* **Exercise objective**: Filter the listing and keep only the lines with the word "Home".
══ Material provided ══
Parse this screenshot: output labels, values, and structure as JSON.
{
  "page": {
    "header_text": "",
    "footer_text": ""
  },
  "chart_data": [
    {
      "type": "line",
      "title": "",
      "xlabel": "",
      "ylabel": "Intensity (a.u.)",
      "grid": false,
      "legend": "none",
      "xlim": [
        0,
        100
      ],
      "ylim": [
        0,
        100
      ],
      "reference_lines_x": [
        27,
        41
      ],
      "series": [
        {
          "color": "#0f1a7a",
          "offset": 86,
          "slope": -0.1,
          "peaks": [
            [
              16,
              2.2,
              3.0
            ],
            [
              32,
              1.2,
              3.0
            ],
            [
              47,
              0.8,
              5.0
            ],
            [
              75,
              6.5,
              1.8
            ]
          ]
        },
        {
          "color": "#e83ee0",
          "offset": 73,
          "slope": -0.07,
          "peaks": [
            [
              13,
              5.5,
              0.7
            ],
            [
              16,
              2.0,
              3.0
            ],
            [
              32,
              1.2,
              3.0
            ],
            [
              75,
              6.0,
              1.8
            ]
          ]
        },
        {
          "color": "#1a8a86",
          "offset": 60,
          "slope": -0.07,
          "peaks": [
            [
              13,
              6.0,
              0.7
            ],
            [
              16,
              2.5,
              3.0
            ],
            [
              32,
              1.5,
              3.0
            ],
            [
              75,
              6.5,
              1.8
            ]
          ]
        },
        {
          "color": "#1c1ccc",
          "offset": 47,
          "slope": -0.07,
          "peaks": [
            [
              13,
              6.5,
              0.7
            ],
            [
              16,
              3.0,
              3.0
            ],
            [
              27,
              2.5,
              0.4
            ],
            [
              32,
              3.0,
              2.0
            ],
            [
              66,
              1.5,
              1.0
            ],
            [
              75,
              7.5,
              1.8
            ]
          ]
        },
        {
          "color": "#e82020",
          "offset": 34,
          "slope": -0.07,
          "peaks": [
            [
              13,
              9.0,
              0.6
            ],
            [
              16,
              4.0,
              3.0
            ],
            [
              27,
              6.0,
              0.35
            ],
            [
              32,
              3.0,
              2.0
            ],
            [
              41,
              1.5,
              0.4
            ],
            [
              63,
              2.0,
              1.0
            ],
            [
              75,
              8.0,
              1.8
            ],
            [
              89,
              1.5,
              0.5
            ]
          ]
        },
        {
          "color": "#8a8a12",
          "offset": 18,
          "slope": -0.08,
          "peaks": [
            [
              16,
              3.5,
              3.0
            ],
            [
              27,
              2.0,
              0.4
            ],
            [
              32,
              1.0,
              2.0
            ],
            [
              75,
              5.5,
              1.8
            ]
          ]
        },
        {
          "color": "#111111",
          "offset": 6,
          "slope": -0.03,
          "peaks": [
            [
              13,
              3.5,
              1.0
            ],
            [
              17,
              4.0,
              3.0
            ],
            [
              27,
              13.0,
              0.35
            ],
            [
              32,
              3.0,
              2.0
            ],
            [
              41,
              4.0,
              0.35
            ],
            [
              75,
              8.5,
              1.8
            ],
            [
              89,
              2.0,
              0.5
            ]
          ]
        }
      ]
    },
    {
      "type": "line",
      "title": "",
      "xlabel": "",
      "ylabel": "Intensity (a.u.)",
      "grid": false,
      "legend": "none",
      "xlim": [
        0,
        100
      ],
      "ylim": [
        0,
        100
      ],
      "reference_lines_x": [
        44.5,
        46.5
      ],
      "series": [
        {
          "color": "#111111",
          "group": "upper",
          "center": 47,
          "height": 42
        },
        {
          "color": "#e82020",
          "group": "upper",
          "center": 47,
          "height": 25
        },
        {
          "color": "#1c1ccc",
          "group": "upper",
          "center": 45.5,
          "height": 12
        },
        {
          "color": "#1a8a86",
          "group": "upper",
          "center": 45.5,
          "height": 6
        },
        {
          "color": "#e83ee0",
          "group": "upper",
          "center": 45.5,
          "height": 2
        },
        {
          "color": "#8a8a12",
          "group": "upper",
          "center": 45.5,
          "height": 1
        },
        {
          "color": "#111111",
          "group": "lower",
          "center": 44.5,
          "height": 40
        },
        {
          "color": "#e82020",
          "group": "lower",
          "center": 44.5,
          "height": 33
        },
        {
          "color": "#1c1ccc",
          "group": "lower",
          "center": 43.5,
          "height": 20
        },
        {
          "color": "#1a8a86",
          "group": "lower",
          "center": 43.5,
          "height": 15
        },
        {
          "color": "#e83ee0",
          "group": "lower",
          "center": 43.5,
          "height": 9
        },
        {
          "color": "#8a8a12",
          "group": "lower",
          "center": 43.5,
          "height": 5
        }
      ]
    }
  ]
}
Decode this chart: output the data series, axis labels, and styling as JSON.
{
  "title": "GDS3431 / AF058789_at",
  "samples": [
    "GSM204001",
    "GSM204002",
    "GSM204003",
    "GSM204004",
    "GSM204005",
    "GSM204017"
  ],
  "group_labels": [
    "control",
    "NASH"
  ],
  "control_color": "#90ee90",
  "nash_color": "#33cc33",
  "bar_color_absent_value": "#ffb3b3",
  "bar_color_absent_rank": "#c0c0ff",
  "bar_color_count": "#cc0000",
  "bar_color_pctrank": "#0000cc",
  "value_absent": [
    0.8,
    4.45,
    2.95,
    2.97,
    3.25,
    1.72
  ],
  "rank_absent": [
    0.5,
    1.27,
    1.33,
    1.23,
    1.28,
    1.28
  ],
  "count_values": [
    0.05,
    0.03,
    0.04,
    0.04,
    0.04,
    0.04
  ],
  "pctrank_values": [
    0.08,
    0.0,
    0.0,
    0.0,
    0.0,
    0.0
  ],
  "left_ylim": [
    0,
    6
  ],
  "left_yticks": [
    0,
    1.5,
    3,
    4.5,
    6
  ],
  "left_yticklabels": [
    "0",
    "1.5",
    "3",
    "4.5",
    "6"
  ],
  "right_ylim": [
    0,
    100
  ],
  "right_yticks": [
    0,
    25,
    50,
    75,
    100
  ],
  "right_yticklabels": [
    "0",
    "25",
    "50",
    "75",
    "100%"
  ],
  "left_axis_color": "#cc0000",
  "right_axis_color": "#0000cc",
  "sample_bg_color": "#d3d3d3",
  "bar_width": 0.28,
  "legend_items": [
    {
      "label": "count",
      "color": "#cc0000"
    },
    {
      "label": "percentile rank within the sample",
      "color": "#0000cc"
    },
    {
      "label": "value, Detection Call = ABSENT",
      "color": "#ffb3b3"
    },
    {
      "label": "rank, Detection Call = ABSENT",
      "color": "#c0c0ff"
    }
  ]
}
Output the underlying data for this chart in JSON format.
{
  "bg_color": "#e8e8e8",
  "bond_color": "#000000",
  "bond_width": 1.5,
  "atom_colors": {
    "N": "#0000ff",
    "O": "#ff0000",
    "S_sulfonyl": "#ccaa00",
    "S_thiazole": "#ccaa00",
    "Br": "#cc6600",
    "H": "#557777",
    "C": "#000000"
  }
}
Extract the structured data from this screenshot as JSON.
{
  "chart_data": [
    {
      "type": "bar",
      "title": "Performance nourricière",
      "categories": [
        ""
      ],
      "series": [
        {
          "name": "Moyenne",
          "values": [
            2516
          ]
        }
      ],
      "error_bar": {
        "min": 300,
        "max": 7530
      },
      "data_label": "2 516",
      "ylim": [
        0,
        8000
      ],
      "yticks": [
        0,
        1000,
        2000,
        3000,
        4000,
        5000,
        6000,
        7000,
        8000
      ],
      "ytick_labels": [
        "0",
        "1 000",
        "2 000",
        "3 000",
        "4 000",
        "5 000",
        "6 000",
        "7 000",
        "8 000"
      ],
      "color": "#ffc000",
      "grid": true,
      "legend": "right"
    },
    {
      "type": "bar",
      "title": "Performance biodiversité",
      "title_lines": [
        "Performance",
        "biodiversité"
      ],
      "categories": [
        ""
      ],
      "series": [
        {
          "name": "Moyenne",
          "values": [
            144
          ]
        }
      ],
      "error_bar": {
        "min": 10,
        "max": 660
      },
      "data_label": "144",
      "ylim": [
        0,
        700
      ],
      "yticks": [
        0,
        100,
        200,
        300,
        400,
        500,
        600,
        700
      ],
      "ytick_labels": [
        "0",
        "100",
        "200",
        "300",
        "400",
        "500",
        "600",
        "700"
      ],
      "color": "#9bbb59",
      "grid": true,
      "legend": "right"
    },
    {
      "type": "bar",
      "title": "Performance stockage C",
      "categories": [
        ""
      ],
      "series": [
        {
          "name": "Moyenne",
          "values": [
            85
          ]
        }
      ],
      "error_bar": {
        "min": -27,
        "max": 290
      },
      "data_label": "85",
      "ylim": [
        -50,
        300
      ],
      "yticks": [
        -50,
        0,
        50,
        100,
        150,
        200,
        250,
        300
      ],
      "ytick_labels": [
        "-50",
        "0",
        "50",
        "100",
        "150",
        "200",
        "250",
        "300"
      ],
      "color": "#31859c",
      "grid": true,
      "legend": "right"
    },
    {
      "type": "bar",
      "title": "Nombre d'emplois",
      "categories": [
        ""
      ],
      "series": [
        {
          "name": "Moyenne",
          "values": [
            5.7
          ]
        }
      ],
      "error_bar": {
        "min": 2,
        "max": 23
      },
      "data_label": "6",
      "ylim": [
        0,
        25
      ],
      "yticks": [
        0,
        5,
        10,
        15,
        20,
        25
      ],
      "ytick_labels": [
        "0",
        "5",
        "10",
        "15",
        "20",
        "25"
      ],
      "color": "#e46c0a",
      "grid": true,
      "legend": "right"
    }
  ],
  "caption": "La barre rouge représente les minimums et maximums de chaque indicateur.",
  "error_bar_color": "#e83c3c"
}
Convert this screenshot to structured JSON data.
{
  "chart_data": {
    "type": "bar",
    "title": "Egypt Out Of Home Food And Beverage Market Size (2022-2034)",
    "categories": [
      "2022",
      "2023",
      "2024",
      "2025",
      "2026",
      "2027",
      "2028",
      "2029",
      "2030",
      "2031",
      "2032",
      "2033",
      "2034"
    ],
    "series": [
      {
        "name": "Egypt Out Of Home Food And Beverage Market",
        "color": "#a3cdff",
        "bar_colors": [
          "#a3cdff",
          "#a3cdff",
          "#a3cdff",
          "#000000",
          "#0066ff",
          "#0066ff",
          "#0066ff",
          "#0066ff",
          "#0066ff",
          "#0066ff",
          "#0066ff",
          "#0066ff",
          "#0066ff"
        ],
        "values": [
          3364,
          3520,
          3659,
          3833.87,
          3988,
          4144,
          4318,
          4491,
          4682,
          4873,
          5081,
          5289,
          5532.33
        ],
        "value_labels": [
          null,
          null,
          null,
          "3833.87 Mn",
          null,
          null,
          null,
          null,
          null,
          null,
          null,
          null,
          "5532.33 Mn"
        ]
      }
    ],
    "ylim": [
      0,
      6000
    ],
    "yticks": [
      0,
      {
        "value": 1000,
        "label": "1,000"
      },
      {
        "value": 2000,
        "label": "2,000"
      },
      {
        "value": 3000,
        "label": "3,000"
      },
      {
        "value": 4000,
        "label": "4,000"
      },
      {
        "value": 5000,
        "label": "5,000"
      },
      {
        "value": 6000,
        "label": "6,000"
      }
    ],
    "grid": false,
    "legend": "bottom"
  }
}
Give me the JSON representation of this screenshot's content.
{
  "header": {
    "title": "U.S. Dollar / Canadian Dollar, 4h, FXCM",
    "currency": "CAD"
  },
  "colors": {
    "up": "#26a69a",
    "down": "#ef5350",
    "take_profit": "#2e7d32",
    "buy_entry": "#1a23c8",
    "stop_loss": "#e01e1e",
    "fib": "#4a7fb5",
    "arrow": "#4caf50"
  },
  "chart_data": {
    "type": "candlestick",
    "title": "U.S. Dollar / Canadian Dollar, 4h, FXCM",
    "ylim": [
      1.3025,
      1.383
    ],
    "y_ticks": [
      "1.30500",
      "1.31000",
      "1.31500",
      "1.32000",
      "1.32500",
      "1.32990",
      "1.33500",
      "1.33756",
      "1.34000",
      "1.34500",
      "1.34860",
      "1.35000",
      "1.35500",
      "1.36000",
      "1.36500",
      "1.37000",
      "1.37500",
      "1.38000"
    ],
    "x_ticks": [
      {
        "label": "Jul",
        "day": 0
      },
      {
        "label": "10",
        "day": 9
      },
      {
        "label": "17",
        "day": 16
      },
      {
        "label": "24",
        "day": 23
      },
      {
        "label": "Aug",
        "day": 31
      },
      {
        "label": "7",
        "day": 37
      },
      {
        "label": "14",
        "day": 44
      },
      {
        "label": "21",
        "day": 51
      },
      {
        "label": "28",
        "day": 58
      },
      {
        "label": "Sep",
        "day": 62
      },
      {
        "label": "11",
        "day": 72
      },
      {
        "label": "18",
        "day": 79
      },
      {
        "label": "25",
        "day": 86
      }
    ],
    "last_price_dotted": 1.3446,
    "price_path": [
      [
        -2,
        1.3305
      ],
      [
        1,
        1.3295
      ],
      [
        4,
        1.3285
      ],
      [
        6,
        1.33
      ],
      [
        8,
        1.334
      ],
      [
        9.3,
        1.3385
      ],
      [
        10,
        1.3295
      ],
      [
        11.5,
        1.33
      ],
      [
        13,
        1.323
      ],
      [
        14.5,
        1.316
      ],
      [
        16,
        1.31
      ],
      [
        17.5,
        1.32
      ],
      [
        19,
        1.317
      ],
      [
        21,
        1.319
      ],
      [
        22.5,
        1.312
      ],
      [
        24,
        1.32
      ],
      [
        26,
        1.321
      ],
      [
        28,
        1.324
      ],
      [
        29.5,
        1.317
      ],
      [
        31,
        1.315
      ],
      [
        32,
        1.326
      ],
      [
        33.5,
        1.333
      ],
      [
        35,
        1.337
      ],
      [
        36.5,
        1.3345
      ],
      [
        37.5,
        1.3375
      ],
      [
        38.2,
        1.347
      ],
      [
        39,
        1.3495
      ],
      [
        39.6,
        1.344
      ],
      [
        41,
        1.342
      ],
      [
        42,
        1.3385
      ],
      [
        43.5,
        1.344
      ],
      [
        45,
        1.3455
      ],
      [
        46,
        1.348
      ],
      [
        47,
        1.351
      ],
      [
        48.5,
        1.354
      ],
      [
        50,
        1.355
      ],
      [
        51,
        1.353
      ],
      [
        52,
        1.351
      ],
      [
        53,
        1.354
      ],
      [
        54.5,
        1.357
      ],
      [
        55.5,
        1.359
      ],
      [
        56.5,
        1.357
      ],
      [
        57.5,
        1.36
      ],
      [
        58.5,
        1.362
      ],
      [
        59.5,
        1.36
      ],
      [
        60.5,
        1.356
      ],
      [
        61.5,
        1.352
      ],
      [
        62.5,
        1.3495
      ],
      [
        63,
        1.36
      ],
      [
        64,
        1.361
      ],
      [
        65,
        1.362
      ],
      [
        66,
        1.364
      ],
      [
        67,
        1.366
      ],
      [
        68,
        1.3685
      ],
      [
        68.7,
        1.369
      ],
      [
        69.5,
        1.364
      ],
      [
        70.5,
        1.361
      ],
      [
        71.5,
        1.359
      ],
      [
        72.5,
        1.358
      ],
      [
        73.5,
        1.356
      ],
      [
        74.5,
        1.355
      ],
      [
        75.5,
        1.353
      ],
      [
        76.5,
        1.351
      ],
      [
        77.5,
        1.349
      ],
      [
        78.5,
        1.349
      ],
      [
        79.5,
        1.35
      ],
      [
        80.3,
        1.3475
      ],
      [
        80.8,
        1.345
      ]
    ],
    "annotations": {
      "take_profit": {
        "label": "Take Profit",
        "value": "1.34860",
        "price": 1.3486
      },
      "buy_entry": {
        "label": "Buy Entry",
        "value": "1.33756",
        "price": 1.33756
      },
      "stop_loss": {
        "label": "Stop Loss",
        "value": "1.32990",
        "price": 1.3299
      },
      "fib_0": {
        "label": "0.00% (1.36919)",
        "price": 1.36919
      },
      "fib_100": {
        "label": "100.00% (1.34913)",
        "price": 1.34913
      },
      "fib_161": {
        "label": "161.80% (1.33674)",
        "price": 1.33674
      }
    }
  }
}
═══
* **Answer below**:
    "title": "Egypt Out Of Home Food And Beverage Market Size (2022-2034)",
        "name": "Egypt Out Of Home Food And Beverage Market",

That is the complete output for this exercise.